→ Records for the exercise
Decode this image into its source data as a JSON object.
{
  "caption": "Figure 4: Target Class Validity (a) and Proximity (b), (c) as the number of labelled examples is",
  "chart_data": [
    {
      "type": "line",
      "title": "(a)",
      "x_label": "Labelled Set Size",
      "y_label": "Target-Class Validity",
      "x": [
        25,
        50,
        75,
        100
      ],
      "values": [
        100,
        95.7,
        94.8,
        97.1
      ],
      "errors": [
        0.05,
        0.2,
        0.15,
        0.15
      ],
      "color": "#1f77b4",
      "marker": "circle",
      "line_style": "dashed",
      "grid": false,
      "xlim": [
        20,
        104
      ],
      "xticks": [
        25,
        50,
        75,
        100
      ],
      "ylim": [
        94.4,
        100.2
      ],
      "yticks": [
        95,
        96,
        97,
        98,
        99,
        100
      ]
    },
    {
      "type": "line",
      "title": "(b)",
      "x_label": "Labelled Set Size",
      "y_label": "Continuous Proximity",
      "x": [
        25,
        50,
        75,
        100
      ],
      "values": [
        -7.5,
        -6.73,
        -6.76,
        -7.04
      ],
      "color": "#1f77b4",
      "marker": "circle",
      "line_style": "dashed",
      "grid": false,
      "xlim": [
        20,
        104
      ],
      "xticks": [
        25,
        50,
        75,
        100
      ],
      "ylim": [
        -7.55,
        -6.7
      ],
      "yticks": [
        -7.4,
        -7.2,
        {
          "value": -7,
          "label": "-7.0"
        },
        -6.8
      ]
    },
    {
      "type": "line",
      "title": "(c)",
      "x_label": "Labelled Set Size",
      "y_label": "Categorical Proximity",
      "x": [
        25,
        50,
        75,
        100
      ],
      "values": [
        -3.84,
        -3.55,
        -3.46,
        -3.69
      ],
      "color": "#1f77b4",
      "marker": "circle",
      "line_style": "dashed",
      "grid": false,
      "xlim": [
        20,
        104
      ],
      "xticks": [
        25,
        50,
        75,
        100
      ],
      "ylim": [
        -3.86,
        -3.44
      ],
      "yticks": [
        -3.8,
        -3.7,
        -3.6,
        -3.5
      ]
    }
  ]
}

→ Task details
Please restate the records in full, word for word.

→ The result
Decode this image into its source data as a JSON object.
{
  "caption": "Figure 4: Target Class Validity (a) and Proximity (b), (c) as the number of labelled examples is",
  "chart_data": [
    {
      "type": "line",
      "title": "(a)",
      "x_label": "Labelled Set Size",
      "y_label": "Target-Class Validity",
      "x": [
        25,
        50,
        75,
        100
      ],
      "values": [
        100,
        95.7,
        94.8,
        97.1
      ],
      "errors": [
        0.05,
        0.2,
        0.15,
        0.15
      ],
      "color": "#1f77b4",
      "marker": "circle",
      "line_style": "dashed",
      "grid": false,
      "xlim": [
        20,
        104
      ],
      "xticks": [
        25,
        50,
        75,
        100
      ],
      "ylim": [
        94.4,
        100.2
      ],
      "yticks": [
        95,
        96,
        97,
        98,
        99,
        100
      ]
    },
    {
      "type": "line",
      "title": "(b)",
      "x_label": "Labelled Set Size",
      "y_label": "Continuous Proximity",
      "x": [
        25,
        50,
        75,
        100
      ],
      "values": [
        -7.5,
        -6.73,
        -6.76,
        -7.04
      ],
      "color": "#1f77b4",
      "marker": "circle",
      "line_style": "dashed",
      "grid": false,
      "xlim": [
        20,
        104
      ],
      "xticks": [
        25,
        50,
        75,
        100
      ],
      "ylim": [
        -7.55,
        -6.7
      ],
      "yticks": [
        -7.4,
        -7.2,
        {
          "value": -7,
          "label": "-7.0"
        },
        -6.8
      ]
    },
    {
      "type": "line",
      "title": "(c)",
      "x_label": "Labelled Set Size",
      "y_label": "Categorical Proximity",
      "x": [
        25,
        50,
        75,
        100
      ],
      "values": [
        -3.84,
        -3.55,
        -3.46,
        -3.69
      ],
      "color": "#1f77b4",
      "marker": "circle",
      "line_style": "dashed",
      "grid": false,
      "xlim": [
        20,
        104
      ],
      "xticks": [
        25,
        50,
        75,
        100
      ],
      "ylim": [
        -3.86,
        -3.44
      ],
      "yticks": [
        -3.8,
        -3.7,
        -3.6,
        -3.5
      ]
    }
  ]
}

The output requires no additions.